» **Brief**: Give the listing again in full, exactly as written.

» **Task data**:
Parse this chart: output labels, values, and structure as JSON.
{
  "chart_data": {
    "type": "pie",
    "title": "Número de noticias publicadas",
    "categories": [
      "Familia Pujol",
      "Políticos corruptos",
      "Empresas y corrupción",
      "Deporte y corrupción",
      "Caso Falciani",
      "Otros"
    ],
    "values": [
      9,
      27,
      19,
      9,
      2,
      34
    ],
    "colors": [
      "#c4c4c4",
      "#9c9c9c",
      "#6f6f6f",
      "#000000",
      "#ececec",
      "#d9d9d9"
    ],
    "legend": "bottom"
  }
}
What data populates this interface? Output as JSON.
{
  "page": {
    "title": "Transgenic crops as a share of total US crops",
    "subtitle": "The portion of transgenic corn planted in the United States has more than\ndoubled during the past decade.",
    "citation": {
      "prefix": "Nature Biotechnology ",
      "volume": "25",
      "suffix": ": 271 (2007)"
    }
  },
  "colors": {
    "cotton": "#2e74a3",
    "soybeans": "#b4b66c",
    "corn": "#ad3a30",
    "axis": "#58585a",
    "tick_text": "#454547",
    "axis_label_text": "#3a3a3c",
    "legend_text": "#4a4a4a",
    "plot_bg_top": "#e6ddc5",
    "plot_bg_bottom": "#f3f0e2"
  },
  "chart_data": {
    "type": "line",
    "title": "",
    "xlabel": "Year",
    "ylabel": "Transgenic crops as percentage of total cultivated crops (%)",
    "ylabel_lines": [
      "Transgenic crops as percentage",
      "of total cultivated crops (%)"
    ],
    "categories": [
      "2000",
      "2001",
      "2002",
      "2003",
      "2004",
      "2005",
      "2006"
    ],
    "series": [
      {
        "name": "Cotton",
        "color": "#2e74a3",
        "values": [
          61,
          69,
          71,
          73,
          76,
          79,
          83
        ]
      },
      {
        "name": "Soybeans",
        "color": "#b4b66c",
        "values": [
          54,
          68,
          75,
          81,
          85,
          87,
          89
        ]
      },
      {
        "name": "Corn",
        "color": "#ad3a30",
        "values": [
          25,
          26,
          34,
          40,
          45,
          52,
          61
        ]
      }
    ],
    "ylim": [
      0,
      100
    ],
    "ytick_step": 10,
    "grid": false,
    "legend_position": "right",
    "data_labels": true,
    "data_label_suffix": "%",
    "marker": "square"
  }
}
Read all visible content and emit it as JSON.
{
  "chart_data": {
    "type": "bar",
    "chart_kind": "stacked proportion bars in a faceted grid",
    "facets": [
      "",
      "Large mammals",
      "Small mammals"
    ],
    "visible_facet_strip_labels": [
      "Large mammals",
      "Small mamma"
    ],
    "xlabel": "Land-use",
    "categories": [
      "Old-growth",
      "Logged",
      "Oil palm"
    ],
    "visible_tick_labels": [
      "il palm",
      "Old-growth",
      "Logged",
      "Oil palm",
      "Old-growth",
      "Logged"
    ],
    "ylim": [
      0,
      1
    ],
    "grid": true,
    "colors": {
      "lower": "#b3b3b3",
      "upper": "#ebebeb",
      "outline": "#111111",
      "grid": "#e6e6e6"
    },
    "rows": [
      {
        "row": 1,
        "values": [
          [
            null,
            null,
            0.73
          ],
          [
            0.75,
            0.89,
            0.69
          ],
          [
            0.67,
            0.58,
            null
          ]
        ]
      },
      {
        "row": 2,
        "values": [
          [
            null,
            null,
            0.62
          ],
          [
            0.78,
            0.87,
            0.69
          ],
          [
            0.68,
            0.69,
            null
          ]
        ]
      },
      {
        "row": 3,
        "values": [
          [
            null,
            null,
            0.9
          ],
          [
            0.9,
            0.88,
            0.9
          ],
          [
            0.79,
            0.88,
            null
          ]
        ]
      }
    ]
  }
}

» **Exercise answer**:
Parse this chart: output labels, values, and structure as JSON.
{
  "chart_data": {
    "type": "pie",
    "title": "Número de noticias publicadas",
    "categories": [
      "Familia Pujol",
      "Políticos corruptos",
      "Empresas y corrupción",
      "Deporte y corrupción",
      "Caso Falciani",
      "Otros"
    ],
    "values": [
      9,
      27,
      19,
      9,
      2,
      34
    ],
    "colors": [
      "#c4c4c4",
      "#9c9c9c",
      "#6f6f6f",
      "#000000",
      "#ececec",
      "#d9d9d9"
    ],
    "legend": "bottom"
  }
}
What data populates this interface? Output as JSON.
{
  "page": {
    "title": "Transgenic crops as a share of total US crops",
    "subtitle": "The portion of transgenic corn planted in the United States has more than\ndoubled during the past decade.",
    "citation": {
      "prefix": "Nature Biotechnology ",
      "volume": "25",
      "suffix": ": 271 (2007)"
    }
  },
  "colors": {
    "cotton": "#2e74a3",
    "soybeans": "#b4b66c",
    "corn": "#ad3a30",
    "axis": "#58585a",
    "tick_text": "#454547",
    "axis_label_text": "#3a3a3c",
    "legend_text": "#4a4a4a",
    "plot_bg_top": "#e6ddc5",
    "plot_bg_bottom": "#f3f0e2"
  },
  "chart_data": {
    "type": "line",
    "title": "",
    "xlabel": "Year",
    "ylabel": "Transgenic crops as percentage of total cultivated crops (%)",
    "ylabel_lines": [
      "Transgenic crops as percentage",
      "of total cultivated crops (%)"
    ],
    "categories": [
      "2000",
      "2001",
      "2002",
      "2003",
      "2004",
      "2005",
      "2006"
    ],
    "series": [
      {
        "name": "Cotton",
        "color": "#2e74a3",
        "values": [
          61,
          69,
          71,
          73,
          76,
          79,
          83
        ]
      },
      {
        "name": "Soybeans",
        "color": "#b4b66c",
        "values": [
          54,
          68,
          75,
          81,
          85,
          87,
          89
        ]
      },
      {
        "name": "Corn",
        "color": "#ad3a30",
        "values": [
          25,
          26,
          34,
          40,
          45,
          52,
          61
        ]
      }
    ],
    "ylim": [
      0,
      100
    ],
    "ytick_step": 10,
    "grid": false,
    "legend_position": "right",
    "data_labels": true,
    "data_label_suffix": "%",
    "marker": "square"
  }
}
Read all visible content and emit it as JSON.
{
  "chart_data": {
    "type": "bar",
    "chart_kind": "stacked proportion bars in a faceted grid",
    "facets": [
      "",
      "Large mammals",
      "Small mammals"
    ],
    "visible_facet_strip_labels": [
      "Large mammals",
      "Small mamma"
    ],
    "xlabel": "Land-use",
    "categories": [
      "Old-growth",
      "Logged",
      "Oil palm"
    ],
    "visible_tick_labels": [
      "il palm",
      "Old-growth",
      "Logged",
      "Oil palm",
      "Old-growth",
      "Logged"
    ],
    "ylim": [
      0,
      1
    ],
    "grid": true,
    "colors": {
      "lower": "#b3b3b3",
      "upper": "#ebebeb",
      "outline": "#111111",
      "grid": "#e6e6e6"
    },
    "rows": [
      {
        "row": 1,
        "values": [
          [
            null,
            null,
            0.73
          ],
          [
            0.75,
            0.89,
            0.69
          ],
          [
            0.67,
            0.58,
            null
          ]
        ]
      },
      {
        "row": 2,
        "values": [
          [
            null,
            null,
            0.62
          ],
          [
            0.78,
            0.87,
            0.69
          ],
          [
            0.68,
            0.69,
            null
          ]
        ]
      },
      {
        "row": 3,
        "values": [
          [
            null,
            null,
            0.9
          ],
          [
            0.9,
            0.88,
            0.9
          ],
          [
            0.79,
            0.88,
            null
          ]
        ]
      }
    ]
  }
}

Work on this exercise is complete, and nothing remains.